== Problem requirements ==
In the entries that follow, find the word "structured" and report each line it is on.
─── Data listing ───
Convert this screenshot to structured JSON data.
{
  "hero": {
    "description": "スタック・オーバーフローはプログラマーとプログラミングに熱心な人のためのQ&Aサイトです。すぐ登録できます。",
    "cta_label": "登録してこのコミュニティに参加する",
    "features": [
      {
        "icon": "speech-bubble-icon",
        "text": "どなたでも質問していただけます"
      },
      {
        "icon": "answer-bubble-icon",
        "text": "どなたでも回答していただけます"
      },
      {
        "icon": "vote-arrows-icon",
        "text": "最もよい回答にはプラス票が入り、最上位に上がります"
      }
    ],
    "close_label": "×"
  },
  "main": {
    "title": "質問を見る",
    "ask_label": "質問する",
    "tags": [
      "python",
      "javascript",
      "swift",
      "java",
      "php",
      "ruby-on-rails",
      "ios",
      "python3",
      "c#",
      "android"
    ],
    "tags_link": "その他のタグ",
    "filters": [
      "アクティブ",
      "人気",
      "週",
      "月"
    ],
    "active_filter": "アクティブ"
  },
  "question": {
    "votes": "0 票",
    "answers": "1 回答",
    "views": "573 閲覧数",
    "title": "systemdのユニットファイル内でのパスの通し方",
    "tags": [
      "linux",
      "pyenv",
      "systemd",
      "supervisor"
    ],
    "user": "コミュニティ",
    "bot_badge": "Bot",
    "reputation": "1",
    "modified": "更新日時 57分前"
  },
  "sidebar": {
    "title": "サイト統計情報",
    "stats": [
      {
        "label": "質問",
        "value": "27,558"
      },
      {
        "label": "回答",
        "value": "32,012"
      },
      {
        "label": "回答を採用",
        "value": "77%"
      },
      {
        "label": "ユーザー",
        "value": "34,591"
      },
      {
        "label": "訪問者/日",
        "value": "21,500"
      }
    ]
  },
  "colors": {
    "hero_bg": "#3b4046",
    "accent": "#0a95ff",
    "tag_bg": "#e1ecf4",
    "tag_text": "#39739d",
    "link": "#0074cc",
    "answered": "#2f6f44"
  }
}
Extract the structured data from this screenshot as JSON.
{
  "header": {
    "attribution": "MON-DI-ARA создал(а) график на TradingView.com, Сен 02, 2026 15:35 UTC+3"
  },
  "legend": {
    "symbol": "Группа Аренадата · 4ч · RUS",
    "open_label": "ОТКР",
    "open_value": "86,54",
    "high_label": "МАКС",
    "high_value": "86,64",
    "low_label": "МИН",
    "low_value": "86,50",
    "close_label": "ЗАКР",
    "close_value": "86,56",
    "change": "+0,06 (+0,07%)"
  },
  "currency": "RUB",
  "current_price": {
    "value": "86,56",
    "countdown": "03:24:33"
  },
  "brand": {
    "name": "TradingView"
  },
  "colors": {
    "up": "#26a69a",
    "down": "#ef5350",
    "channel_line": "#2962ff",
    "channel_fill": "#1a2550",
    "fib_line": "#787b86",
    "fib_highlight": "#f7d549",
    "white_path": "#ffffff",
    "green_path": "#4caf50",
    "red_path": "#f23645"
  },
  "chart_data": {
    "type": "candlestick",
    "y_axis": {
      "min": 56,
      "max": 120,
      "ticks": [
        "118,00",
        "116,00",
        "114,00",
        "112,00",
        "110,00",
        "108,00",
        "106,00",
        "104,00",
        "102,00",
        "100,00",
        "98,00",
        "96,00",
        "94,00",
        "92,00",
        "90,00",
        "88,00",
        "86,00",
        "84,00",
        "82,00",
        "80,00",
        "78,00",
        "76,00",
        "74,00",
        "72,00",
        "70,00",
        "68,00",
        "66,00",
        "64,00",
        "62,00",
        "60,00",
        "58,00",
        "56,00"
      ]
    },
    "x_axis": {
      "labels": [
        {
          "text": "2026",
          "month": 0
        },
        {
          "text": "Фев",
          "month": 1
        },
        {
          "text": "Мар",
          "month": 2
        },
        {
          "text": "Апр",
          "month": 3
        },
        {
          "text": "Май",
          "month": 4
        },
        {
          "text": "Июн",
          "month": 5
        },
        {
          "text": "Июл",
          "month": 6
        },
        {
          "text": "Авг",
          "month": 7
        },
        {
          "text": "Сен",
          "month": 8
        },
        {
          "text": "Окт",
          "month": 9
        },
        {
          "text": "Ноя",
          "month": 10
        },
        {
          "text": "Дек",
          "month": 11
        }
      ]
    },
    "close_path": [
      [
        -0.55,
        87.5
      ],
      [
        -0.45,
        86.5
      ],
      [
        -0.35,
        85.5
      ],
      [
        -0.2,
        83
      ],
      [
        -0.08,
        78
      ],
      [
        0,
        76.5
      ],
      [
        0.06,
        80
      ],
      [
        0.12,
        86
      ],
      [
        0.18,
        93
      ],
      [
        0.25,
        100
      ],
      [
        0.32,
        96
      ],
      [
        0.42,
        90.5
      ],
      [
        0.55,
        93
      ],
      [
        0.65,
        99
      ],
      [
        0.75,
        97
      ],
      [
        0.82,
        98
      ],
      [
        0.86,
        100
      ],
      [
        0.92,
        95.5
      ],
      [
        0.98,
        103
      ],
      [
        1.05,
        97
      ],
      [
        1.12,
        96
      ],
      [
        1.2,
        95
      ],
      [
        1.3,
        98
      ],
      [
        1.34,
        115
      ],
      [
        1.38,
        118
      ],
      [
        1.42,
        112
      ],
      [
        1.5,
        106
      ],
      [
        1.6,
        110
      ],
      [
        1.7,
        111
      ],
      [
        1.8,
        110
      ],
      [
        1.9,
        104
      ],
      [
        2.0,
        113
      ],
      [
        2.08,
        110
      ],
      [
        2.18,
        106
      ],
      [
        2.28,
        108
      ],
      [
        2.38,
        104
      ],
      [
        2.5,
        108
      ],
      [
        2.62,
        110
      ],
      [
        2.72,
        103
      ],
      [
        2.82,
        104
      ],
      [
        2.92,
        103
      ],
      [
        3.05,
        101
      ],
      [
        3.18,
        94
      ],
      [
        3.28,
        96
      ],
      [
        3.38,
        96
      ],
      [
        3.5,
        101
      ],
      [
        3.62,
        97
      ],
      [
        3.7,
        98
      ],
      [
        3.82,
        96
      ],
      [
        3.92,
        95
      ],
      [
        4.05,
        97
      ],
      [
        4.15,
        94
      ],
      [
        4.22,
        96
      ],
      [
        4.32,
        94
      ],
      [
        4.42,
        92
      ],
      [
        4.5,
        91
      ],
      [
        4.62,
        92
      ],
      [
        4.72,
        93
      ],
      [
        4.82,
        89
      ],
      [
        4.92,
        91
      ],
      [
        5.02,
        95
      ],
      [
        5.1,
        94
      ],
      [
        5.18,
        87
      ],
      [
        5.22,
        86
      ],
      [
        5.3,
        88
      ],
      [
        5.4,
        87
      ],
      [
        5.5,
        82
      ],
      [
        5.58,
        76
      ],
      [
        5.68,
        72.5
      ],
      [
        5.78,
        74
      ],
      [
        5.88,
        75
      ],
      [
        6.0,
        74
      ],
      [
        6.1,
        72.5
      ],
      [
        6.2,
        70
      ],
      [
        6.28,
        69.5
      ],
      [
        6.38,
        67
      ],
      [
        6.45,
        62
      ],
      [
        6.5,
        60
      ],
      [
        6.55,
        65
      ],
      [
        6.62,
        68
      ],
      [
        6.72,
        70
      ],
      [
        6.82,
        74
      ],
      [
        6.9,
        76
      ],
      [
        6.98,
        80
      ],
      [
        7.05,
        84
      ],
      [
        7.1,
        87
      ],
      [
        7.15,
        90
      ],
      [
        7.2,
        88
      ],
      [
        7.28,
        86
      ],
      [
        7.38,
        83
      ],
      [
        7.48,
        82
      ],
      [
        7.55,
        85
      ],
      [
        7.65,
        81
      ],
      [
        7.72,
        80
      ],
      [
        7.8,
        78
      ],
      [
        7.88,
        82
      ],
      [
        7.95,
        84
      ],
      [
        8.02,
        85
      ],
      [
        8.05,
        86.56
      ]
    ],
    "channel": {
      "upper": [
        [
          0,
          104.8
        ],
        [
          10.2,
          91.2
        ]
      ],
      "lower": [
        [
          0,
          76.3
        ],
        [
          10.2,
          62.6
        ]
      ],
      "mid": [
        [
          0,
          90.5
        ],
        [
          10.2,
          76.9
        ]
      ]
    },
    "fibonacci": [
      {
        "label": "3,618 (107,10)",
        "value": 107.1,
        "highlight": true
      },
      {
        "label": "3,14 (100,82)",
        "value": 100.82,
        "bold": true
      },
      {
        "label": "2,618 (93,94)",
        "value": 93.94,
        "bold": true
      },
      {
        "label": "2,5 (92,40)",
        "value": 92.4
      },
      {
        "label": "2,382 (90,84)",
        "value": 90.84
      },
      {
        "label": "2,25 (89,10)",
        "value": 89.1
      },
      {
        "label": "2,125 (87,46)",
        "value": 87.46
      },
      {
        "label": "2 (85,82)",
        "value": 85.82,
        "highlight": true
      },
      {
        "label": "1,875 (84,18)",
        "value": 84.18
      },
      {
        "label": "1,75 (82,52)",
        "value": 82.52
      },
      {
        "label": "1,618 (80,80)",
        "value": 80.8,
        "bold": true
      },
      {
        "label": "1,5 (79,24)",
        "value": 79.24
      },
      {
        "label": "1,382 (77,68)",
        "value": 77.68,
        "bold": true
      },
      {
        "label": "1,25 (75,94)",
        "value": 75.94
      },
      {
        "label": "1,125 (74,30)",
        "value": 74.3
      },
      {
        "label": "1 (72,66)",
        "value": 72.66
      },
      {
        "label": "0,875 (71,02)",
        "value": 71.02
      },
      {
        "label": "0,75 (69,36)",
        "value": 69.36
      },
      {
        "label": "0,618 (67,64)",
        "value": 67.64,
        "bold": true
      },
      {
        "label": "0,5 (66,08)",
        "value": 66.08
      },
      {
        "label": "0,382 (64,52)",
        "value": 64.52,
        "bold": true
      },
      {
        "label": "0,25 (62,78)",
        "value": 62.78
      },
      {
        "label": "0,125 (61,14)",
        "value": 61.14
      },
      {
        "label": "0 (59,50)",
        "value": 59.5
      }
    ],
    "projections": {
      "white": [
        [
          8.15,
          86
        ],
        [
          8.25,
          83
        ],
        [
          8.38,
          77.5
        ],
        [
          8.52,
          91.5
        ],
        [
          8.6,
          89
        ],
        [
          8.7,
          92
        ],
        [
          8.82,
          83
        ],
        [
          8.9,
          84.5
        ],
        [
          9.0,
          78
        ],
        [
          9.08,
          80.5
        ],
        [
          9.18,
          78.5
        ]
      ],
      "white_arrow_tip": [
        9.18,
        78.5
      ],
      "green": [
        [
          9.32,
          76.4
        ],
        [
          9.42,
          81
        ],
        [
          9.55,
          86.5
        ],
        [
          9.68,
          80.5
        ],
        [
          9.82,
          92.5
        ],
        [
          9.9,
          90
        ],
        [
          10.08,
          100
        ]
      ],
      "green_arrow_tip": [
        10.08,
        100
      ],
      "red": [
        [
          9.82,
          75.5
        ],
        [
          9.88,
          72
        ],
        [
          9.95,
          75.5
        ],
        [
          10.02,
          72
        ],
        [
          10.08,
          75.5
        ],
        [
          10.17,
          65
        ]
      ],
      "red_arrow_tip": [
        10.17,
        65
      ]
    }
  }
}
───
== Answer for this exercise ==
Convert this screenshot to structured JSON data.
Extract the structured data from this screenshot as JSON.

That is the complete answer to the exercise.